[Excerpts from a figure dataset]
⁂

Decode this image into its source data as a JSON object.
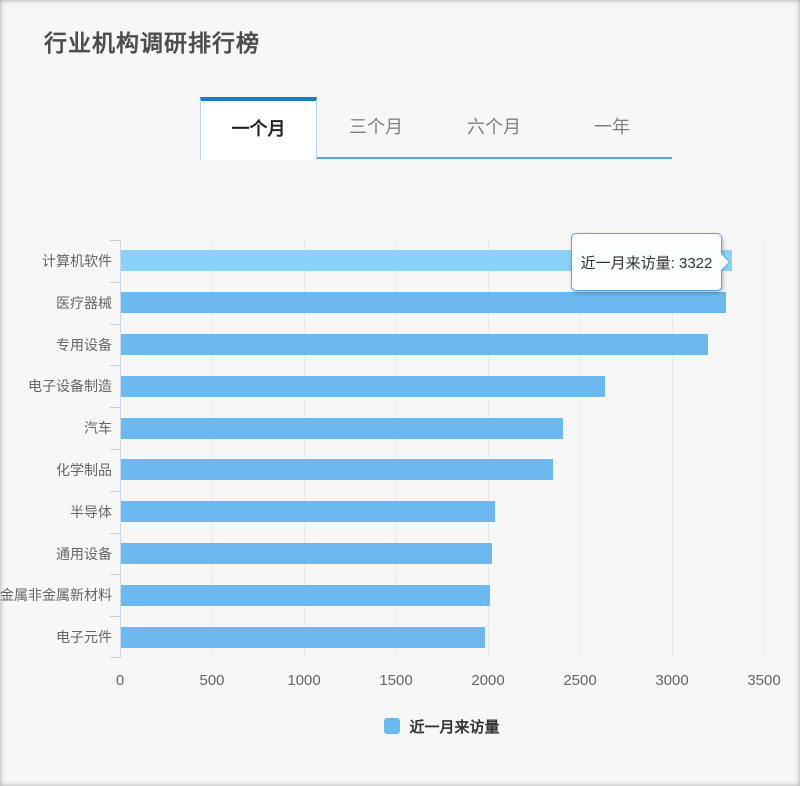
{
  "tabs": [
    {
      "id": "one-month",
      "label": "一个月",
      "active": true
    },
    {
      "id": "three-months",
      "label": "三个月",
      "active": false
    },
    {
      "id": "six-months",
      "label": "六个月",
      "active": false
    },
    {
      "id": "one-year",
      "label": "一年",
      "active": false
    }
  ],
  "chart_data": {
    "type": "bar",
    "orientation": "horizontal",
    "title": "行业机构调研排行榜",
    "categories": [
      "计算机软件",
      "医疗器械",
      "专用设备",
      "电子设备制造",
      "汽车",
      "化学制品",
      "半导体",
      "通用设备",
      "金属非金属新材料",
      "电子元件"
    ],
    "series": [
      {
        "name": "近一月来访量",
        "values": [
          3322,
          3290,
          3190,
          2630,
          2400,
          2350,
          2030,
          2015,
          2005,
          1980
        ]
      }
    ],
    "xlim": [
      0,
      3500
    ],
    "xticks": [
      0,
      500,
      1000,
      1500,
      2000,
      2500,
      3000,
      3500
    ],
    "grid": true,
    "legend_position": "bottom",
    "highlighted_index": 0,
    "tooltip": {
      "text": "近一月来访量: 3322",
      "target_category": "计算机软件"
    }
  },
  "colors": {
    "bar": "#6cb9ef",
    "bar_highlight": "#8ad2f9",
    "tab_active_top": "#1181c2",
    "tab_underline": "#54a9dc",
    "tooltip_border": "#5ba8dd",
    "grid": "#e8e8e8",
    "axis_line": "#ccd6eb"
  }
}
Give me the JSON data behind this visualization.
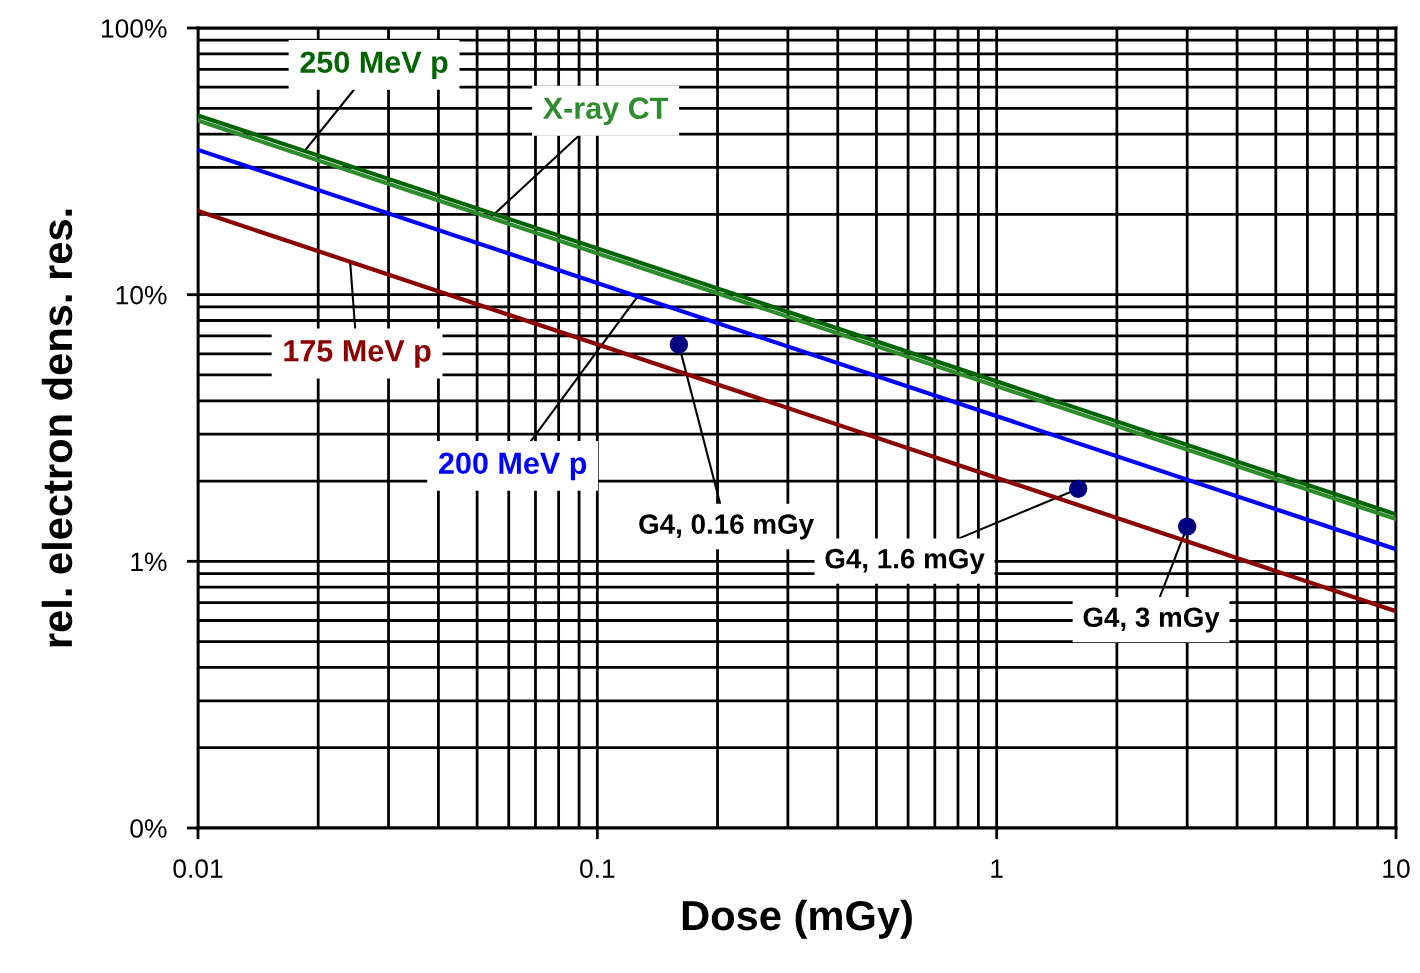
{
  "chart_data": {
    "type": "line",
    "xlabel": "Dose (mGy)",
    "ylabel": "rel. electron dens. res.",
    "log": "xy",
    "xlim": [
      0.01,
      10
    ],
    "xticks": [
      0.01,
      0.1,
      1,
      10
    ],
    "ylim": [
      0.1,
      100
    ],
    "yticks": [
      {
        "value": 0.1,
        "label": "0%"
      },
      {
        "value": 1,
        "label": "1%"
      },
      {
        "value": 10,
        "label": "10%"
      },
      {
        "value": 100,
        "label": "100%"
      }
    ],
    "grid": true,
    "legend": false,
    "marker": "none",
    "line_style": "solid",
    "series": [
      {
        "name": "250 MeV p",
        "color": "#006400",
        "x": [
          0.01,
          10
        ],
        "values": [
          47,
          1.5
        ]
      },
      {
        "name": "X-ray CT",
        "color": "#2e8b2e",
        "x": [
          0.01,
          10
        ],
        "values": [
          45,
          1.44
        ]
      },
      {
        "name": "200 MeV p",
        "color": "#0000ff",
        "x": [
          0.01,
          10
        ],
        "values": [
          34.9,
          1.11
        ]
      },
      {
        "name": "175 MeV p",
        "color": "#8b0000",
        "x": [
          0.01,
          10
        ],
        "values": [
          20.6,
          0.65
        ]
      },
      {
        "type": "scatter",
        "color": "#000080",
        "marker": "circle",
        "x": [
          0.16,
          1.6,
          3
        ],
        "values": [
          6.5,
          1.87,
          1.35
        ]
      }
    ],
    "annotations": [
      {
        "text": "G4, 0.16 mGy",
        "x": 0.16,
        "y": 6.5
      },
      {
        "text": "G4, 1.6 mGy",
        "x": 1.6,
        "y": 1.87
      },
      {
        "text": "G4, 3 mGy",
        "x": 3,
        "y": 1.35
      }
    ]
  }
}
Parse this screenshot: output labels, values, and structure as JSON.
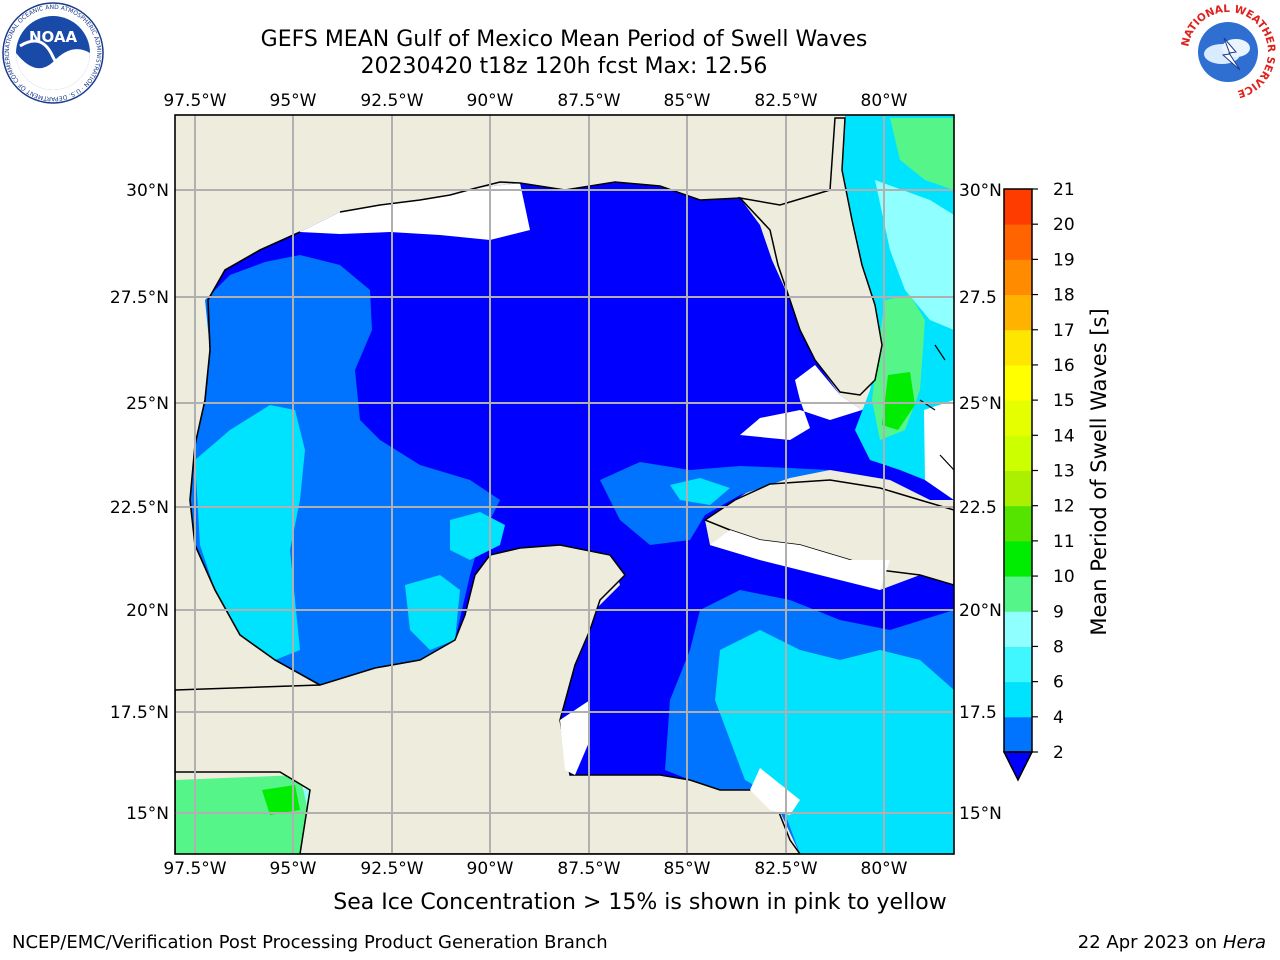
{
  "title": {
    "line1": "GEFS MEAN Gulf of Mexico Mean Period of Swell Waves",
    "line2": "20230420 t18z 120h fcst   Max: 12.56"
  },
  "logos": {
    "left": "NOAA",
    "left_ring": "NATIONAL OCEANIC AND ATMOSPHERIC ADMINISTRATION · U.S. DEPARTMENT OF COMMERCE",
    "right_ring": "NATIONAL WEATHER SERVICE"
  },
  "map": {
    "lon_labels": [
      "97.5°W",
      "95°W",
      "92.5°W",
      "90°W",
      "87.5°W",
      "85°W",
      "82.5°W",
      "80°W"
    ],
    "lat_labels_left": [
      "30°N",
      "27.5°N",
      "25°N",
      "22.5°N",
      "20°N",
      "17.5°N",
      "15°N"
    ],
    "lat_labels_right": [
      "30°N",
      "27.5",
      "25°N",
      "22.5",
      "20°N",
      "17.5",
      "15°N"
    ],
    "land_color": "#eeecdc",
    "grid_color": "#b0b0b0"
  },
  "colorbar": {
    "label": "Mean Period of Swell Waves [s]",
    "ticks": [
      "2",
      "4",
      "6",
      "8",
      "9",
      "10",
      "11",
      "12",
      "13",
      "14",
      "15",
      "16",
      "17",
      "18",
      "19",
      "20",
      "21"
    ],
    "colors": [
      "#0073ff",
      "#00e3ff",
      "#40f6ff",
      "#90ffff",
      "#55f58a",
      "#00ec00",
      "#55e300",
      "#aaf000",
      "#ccff00",
      "#e6ff00",
      "#ffff00",
      "#ffe600",
      "#ffb300",
      "#ff8c00",
      "#ff6400",
      "#ff3c00",
      "#ff0000"
    ],
    "under_color": "#0000ff"
  },
  "note": "Sea Ice Concentration > 15% is shown in pink to yellow",
  "footer": {
    "left": "NCEP/EMC/Verification Post Processing Product Generation Branch",
    "right_date": "22 Apr 2023 on",
    "right_host": "Hera"
  }
}
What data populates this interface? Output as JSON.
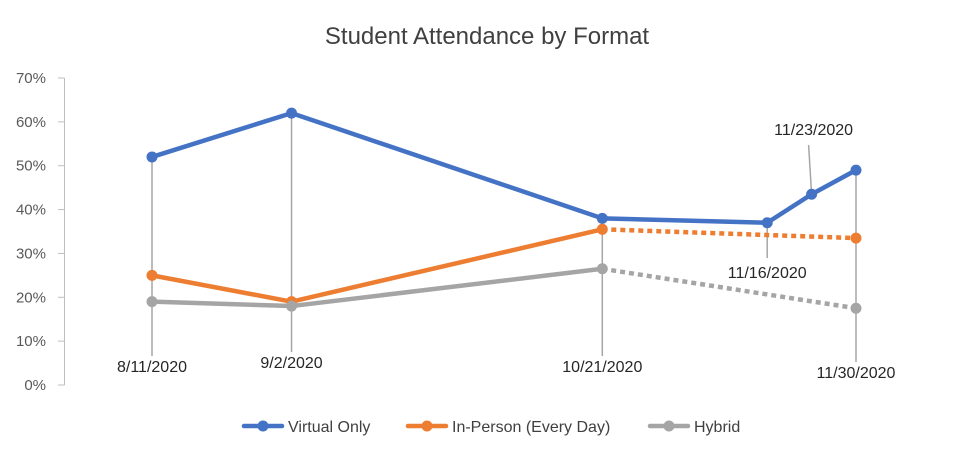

⁂

GIVEN TASK
In the records above, collect each line with "Swell".

EXERCISE OUTPUT
    "line1": "GEFS MEAN Gulf of Mexico Mean Period of Swell Waves",
    "label": "Mean Period of Swell Waves [s]",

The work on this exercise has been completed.